Exercise: Please print the full listing exactly.

[START Data listing]

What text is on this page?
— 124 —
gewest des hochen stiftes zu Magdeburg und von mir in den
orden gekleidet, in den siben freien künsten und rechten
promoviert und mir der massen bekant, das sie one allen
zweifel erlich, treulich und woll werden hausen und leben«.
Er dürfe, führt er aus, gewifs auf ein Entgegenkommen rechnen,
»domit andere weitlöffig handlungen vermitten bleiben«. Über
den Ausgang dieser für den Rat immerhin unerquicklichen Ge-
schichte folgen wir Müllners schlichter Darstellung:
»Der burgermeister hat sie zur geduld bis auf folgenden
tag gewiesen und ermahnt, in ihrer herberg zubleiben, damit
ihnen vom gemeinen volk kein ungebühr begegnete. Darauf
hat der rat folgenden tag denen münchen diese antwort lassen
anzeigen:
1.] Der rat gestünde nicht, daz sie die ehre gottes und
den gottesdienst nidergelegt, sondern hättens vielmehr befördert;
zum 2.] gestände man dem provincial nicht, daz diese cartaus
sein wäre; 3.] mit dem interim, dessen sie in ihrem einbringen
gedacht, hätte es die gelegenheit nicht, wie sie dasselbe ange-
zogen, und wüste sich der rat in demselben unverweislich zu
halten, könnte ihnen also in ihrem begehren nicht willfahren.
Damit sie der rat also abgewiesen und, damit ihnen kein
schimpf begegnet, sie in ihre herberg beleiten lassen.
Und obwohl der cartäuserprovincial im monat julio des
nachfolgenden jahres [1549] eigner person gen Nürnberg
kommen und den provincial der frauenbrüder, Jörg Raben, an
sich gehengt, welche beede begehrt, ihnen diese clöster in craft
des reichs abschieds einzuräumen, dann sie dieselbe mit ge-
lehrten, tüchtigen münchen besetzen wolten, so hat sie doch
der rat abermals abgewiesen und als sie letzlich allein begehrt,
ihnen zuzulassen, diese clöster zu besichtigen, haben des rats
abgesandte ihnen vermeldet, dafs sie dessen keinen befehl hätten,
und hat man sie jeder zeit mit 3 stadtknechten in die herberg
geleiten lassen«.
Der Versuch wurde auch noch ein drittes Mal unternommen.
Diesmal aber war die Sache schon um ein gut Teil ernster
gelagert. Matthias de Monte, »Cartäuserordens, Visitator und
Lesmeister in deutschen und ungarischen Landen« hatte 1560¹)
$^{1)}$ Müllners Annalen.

[END Data listing]

Problem solution:
What text is on this page?
— 124 —
gewest des hochen stiftes zu Magdeburg und von mir in den
orden gekleidet, in den siben freien künsten und rechten
promoviert und mir der massen bekant, das sie one allen
zweifel erlich, treulich und woll werden hausen und leben«.
Er dürfe, führt er aus, gewifs auf ein Entgegenkommen rechnen,
»domit andere weitlöffig handlungen vermitten bleiben«. Über
den Ausgang dieser für den Rat immerhin unerquicklichen Ge-
schichte folgen wir Müllners schlichter Darstellung:
»Der burgermeister hat sie zur geduld bis auf folgenden
tag gewiesen und ermahnt, in ihrer herberg zubleiben, damit
ihnen vom gemeinen volk kein ungebühr begegnete. Darauf
hat der rat folgenden tag denen münchen diese antwort lassen
anzeigen:
1.] Der rat gestünde nicht, daz sie die ehre gottes und
den gottesdienst nidergelegt, sondern hättens vielmehr befördert;
zum 2.] gestände man dem provincial nicht, daz diese cartaus
sein wäre; 3.] mit dem interim, dessen sie in ihrem einbringen
gedacht, hätte es die gelegenheit nicht, wie sie dasselbe ange-
zogen, und wüste sich der rat in demselben unverweislich zu
halten, könnte ihnen also in ihrem begehren nicht willfahren.
Damit sie der rat also abgewiesen und, damit ihnen kein
schimpf begegnet, sie in ihre herberg beleiten lassen.
Und obwohl der cartäuserprovincial im monat julio des
nachfolgenden jahres [1549] eigner person gen Nürnberg
kommen und den provincial der frauenbrüder, Jörg Raben, an
sich gehengt, welche beede begehrt, ihnen diese clöster in craft
des reichs abschieds einzuräumen, dann sie dieselbe mit ge-
lehrten, tüchtigen münchen besetzen wolten, so hat sie doch
der rat abermals abgewiesen und als sie letzlich allein begehrt,
ihnen zuzulassen, diese clöster zu besichtigen, haben des rats
abgesandte ihnen vermeldet, dafs sie dessen keinen befehl hätten,
und hat man sie jeder zeit mit 3 stadtknechten in die herberg
geleiten lassen«.
Der Versuch wurde auch noch ein drittes Mal unternommen.
Diesmal aber war die Sache schon um ein gut Teil ernster
gelagert. Matthias de Monte, »Cartäuserordens, Visitator und
Lesmeister in deutschen und ungarischen Landen« hatte 1560¹)
$^{1)}$ Müllners Annalen.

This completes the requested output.